*JOB*.
Type every record exactly as it appears.

*EXTRACTED INFORMATION*.
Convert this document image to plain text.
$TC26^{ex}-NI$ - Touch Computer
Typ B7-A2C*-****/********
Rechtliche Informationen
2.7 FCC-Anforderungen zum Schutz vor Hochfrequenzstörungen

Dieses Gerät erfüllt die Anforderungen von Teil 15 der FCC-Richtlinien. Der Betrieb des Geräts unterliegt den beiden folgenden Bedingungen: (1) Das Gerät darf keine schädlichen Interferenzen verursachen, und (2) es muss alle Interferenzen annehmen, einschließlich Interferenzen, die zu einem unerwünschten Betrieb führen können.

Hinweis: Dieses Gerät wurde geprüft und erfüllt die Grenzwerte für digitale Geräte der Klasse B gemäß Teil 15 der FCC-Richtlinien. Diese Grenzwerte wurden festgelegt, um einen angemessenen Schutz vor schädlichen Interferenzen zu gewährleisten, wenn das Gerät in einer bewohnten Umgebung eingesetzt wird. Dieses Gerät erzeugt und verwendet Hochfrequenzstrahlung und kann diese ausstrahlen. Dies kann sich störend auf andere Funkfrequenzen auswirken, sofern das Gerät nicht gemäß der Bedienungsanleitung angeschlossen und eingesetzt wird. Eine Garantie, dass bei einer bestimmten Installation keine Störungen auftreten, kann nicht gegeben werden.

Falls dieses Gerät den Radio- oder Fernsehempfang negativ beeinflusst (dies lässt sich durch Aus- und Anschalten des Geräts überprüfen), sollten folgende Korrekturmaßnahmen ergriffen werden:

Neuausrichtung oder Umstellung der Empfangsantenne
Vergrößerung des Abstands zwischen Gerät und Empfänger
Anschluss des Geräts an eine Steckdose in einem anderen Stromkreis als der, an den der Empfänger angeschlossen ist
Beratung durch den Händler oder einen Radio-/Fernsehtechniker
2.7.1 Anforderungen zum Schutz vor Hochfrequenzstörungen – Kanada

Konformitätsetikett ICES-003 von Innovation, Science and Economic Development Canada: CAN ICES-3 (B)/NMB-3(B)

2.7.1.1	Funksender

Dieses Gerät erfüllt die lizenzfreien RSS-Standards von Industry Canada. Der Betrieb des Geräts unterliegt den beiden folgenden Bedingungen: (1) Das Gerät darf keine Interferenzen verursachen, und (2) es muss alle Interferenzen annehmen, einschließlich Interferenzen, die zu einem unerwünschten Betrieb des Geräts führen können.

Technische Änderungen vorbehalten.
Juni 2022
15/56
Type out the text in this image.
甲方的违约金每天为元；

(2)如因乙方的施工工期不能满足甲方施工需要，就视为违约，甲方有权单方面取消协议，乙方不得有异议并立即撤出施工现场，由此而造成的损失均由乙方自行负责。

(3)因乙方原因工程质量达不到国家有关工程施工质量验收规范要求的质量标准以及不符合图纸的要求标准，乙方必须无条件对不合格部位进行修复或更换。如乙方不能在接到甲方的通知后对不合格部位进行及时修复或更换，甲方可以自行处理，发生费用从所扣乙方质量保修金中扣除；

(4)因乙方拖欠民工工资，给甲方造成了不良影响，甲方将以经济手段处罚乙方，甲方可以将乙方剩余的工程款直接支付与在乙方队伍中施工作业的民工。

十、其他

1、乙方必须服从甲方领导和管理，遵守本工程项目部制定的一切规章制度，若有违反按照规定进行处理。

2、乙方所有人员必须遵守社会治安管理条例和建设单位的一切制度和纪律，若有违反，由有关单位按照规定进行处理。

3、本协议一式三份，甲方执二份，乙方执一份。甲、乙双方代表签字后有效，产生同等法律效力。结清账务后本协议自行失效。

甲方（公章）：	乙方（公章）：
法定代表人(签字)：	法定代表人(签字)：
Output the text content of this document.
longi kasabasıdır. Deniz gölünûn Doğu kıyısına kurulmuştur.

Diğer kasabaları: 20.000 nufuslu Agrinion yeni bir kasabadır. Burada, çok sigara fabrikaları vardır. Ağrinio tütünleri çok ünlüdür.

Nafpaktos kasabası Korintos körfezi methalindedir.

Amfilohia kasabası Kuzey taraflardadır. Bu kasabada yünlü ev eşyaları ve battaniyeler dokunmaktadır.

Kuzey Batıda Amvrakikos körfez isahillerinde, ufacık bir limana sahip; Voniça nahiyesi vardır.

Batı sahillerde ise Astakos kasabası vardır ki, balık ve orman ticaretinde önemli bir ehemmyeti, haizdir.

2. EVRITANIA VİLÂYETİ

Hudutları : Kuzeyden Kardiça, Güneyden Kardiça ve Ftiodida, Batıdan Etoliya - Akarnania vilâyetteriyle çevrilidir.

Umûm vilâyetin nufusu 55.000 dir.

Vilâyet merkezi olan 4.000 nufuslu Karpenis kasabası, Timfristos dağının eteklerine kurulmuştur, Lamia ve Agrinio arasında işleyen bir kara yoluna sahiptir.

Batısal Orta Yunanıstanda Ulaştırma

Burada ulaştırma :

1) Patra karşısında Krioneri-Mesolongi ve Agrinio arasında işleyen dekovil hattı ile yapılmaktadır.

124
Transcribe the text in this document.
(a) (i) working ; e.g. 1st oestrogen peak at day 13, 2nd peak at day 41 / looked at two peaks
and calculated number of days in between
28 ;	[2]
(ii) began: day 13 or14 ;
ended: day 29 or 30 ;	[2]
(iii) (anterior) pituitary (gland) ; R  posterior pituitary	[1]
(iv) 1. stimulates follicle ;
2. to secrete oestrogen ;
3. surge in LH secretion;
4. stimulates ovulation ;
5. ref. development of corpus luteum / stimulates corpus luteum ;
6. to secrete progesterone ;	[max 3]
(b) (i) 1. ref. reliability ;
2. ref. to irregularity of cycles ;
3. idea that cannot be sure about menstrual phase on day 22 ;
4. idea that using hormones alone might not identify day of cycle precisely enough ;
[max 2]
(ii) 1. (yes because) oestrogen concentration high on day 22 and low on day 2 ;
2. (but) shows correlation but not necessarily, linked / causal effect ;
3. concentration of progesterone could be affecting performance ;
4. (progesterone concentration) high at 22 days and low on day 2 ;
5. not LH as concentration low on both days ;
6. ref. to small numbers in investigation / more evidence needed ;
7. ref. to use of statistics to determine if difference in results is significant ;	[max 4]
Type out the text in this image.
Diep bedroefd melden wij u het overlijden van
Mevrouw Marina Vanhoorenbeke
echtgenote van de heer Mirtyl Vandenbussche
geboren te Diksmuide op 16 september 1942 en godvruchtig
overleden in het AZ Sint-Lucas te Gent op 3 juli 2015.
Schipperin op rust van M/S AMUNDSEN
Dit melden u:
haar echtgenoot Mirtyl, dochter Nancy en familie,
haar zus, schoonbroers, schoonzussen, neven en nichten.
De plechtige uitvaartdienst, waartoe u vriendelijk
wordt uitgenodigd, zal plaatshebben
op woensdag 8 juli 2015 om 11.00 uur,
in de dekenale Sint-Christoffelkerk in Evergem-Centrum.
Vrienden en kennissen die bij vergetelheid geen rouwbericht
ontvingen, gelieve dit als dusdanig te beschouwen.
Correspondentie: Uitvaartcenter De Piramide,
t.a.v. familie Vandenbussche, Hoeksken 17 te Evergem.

*PROBLEM SOLUTION*.
Convert this document image to plain text.
$TC26^{ex}-NI$ - Touch Computer
Typ B7-A2C*-****/********
Rechtliche Informationen
2.7 FCC-Anforderungen zum Schutz vor Hochfrequenzstörungen

Dieses Gerät erfüllt die Anforderungen von Teil 15 der FCC-Richtlinien. Der Betrieb des Geräts unterliegt den beiden folgenden Bedingungen: (1) Das Gerät darf keine schädlichen Interferenzen verursachen, und (2) es muss alle Interferenzen annehmen, einschließlich Interferenzen, die zu einem unerwünschten Betrieb führen können.

Hinweis: Dieses Gerät wurde geprüft und erfüllt die Grenzwerte für digitale Geräte der Klasse B gemäß Teil 15 der FCC-Richtlinien. Diese Grenzwerte wurden festgelegt, um einen angemessenen Schutz vor schädlichen Interferenzen zu gewährleisten, wenn das Gerät in einer bewohnten Umgebung eingesetzt wird. Dieses Gerät erzeugt und verwendet Hochfrequenzstrahlung und kann diese ausstrahlen. Dies kann sich störend auf andere Funkfrequenzen auswirken, sofern das Gerät nicht gemäß der Bedienungsanleitung angeschlossen und eingesetzt wird. Eine Garantie, dass bei einer bestimmten Installation keine Störungen auftreten, kann nicht gegeben werden.

Falls dieses Gerät den Radio- oder Fernsehempfang negativ beeinflusst (dies lässt sich durch Aus- und Anschalten des Geräts überprüfen), sollten folgende Korrekturmaßnahmen ergriffen werden:

Neuausrichtung oder Umstellung der Empfangsantenne
Vergrößerung des Abstands zwischen Gerät und Empfänger
Anschluss des Geräts an eine Steckdose in einem anderen Stromkreis als der, an den der Empfänger angeschlossen ist
Beratung durch den Händler oder einen Radio-/Fernsehtechniker
2.7.1 Anforderungen zum Schutz vor Hochfrequenzstörungen – Kanada

Konformitätsetikett ICES-003 von Innovation, Science and Economic Development Canada: CAN ICES-3 (B)/NMB-3(B)

2.7.1.1	Funksender

Dieses Gerät erfüllt die lizenzfreien RSS-Standards von Industry Canada. Der Betrieb des Geräts unterliegt den beiden folgenden Bedingungen: (1) Das Gerät darf keine Interferenzen verursachen, und (2) es muss alle Interferenzen annehmen, einschließlich Interferenzen, die zu einem unerwünschten Betrieb des Geräts führen können.

Technische Änderungen vorbehalten.
Juni 2022
15/56
Type out the text in this image.
甲方的违约金每天为元；

(2)如因乙方的施工工期不能满足甲方施工需要，就视为违约，甲方有权单方面取消协议，乙方不得有异议并立即撤出施工现场，由此而造成的损失均由乙方自行负责。

(3)因乙方原因工程质量达不到国家有关工程施工质量验收规范要求的质量标准以及不符合图纸的要求标准，乙方必须无条件对不合格部位进行修复或更换。如乙方不能在接到甲方的通知后对不合格部位进行及时修复或更换，甲方可以自行处理，发生费用从所扣乙方质量保修金中扣除；

(4)因乙方拖欠民工工资，给甲方造成了不良影响，甲方将以经济手段处罚乙方，甲方可以将乙方剩余的工程款直接支付与在乙方队伍中施工作业的民工。

十、其他

1、乙方必须服从甲方领导和管理，遵守本工程项目部制定的一切规章制度，若有违反按照规定进行处理。

2、乙方所有人员必须遵守社会治安管理条例和建设单位的一切制度和纪律，若有违反，由有关单位按照规定进行处理。

3、本协议一式三份，甲方执二份，乙方执一份。甲、乙双方代表签字后有效，产生同等法律效力。结清账务后本协议自行失效。

甲方（公章）：	乙方（公章）：
法定代表人(签字)：	法定代表人(签字)：
Output the text content of this document.
longi kasabasıdır. Deniz gölünûn Doğu kıyısına kurulmuştur.

Diğer kasabaları: 20.000 nufuslu Agrinion yeni bir kasabadır. Burada, çok sigara fabrikaları vardır. Ağrinio tütünleri çok ünlüdür.

Nafpaktos kasabası Korintos körfezi methalindedir.

Amfilohia kasabası Kuzey taraflardadır. Bu kasabada yünlü ev eşyaları ve battaniyeler dokunmaktadır.

Kuzey Batıda Amvrakikos körfez isahillerinde, ufacık bir limana sahip; Voniça nahiyesi vardır.

Batı sahillerde ise Astakos kasabası vardır ki, balık ve orman ticaretinde önemli bir ehemmyeti, haizdir.

2. EVRITANIA VİLÂYETİ

Hudutları : Kuzeyden Kardiça, Güneyden Kardiça ve Ftiodida, Batıdan Etoliya - Akarnania vilâyetteriyle çevrilidir.

Umûm vilâyetin nufusu 55.000 dir.

Vilâyet merkezi olan 4.000 nufuslu Karpenis kasabası, Timfristos dağının eteklerine kurulmuştur, Lamia ve Agrinio arasında işleyen bir kara yoluna sahiptir.

Batısal Orta Yunanıstanda Ulaştırma

Burada ulaştırma :

1) Patra karşısında Krioneri-Mesolongi ve Agrinio arasında işleyen dekovil hattı ile yapılmaktadır.

124
Transcribe the text in this document.
(a) (i) working ; e.g. 1st oestrogen peak at day 13, 2nd peak at day 41 / looked at two peaks
and calculated number of days in between
28 ;	[2]
(ii) began: day 13 or14 ;
ended: day 29 or 30 ;	[2]
(iii) (anterior) pituitary (gland) ; R  posterior pituitary	[1]
(iv) 1. stimulates follicle ;
2. to secrete oestrogen ;
3. surge in LH secretion;
4. stimulates ovulation ;
5. ref. development of corpus luteum / stimulates corpus luteum ;
6. to secrete progesterone ;	[max 3]
(b) (i) 1. ref. reliability ;
2. ref. to irregularity of cycles ;
3. idea that cannot be sure about menstrual phase on day 22 ;
4. idea that using hormones alone might not identify day of cycle precisely enough ;
[max 2]
(ii) 1. (yes because) oestrogen concentration high on day 22 and low on day 2 ;
2. (but) shows correlation but not necessarily, linked / causal effect ;
3. concentration of progesterone could be affecting performance ;
4. (progesterone concentration) high at 22 days and low on day 2 ;
5. not LH as concentration low on both days ;
6. ref. to small numbers in investigation / more evidence needed ;
7. ref. to use of statistics to determine if difference in results is significant ;	[max 4]
Type out the text in this image.
Diep bedroefd melden wij u het overlijden van
Mevrouw Marina Vanhoorenbeke
echtgenote van de heer Mirtyl Vandenbussche
geboren te Diksmuide op 16 september 1942 en godvruchtig
overleden in het AZ Sint-Lucas te Gent op 3 juli 2015.
Schipperin op rust van M/S AMUNDSEN
Dit melden u:
haar echtgenoot Mirtyl, dochter Nancy en familie,
haar zus, schoonbroers, schoonzussen, neven en nichten.
De plechtige uitvaartdienst, waartoe u vriendelijk
wordt uitgenodigd, zal plaatshebben
op woensdag 8 juli 2015 om 11.00 uur,
in de dekenale Sint-Christoffelkerk in Evergem-Centrum.
Vrienden en kennissen die bij vergetelheid geen rouwbericht
ontvingen, gelieve dit als dusdanig te beschouwen.
Correspondentie: Uitvaartcenter De Piramide,
t.a.v. familie Vandenbussche, Hoeksken 17 te Evergem.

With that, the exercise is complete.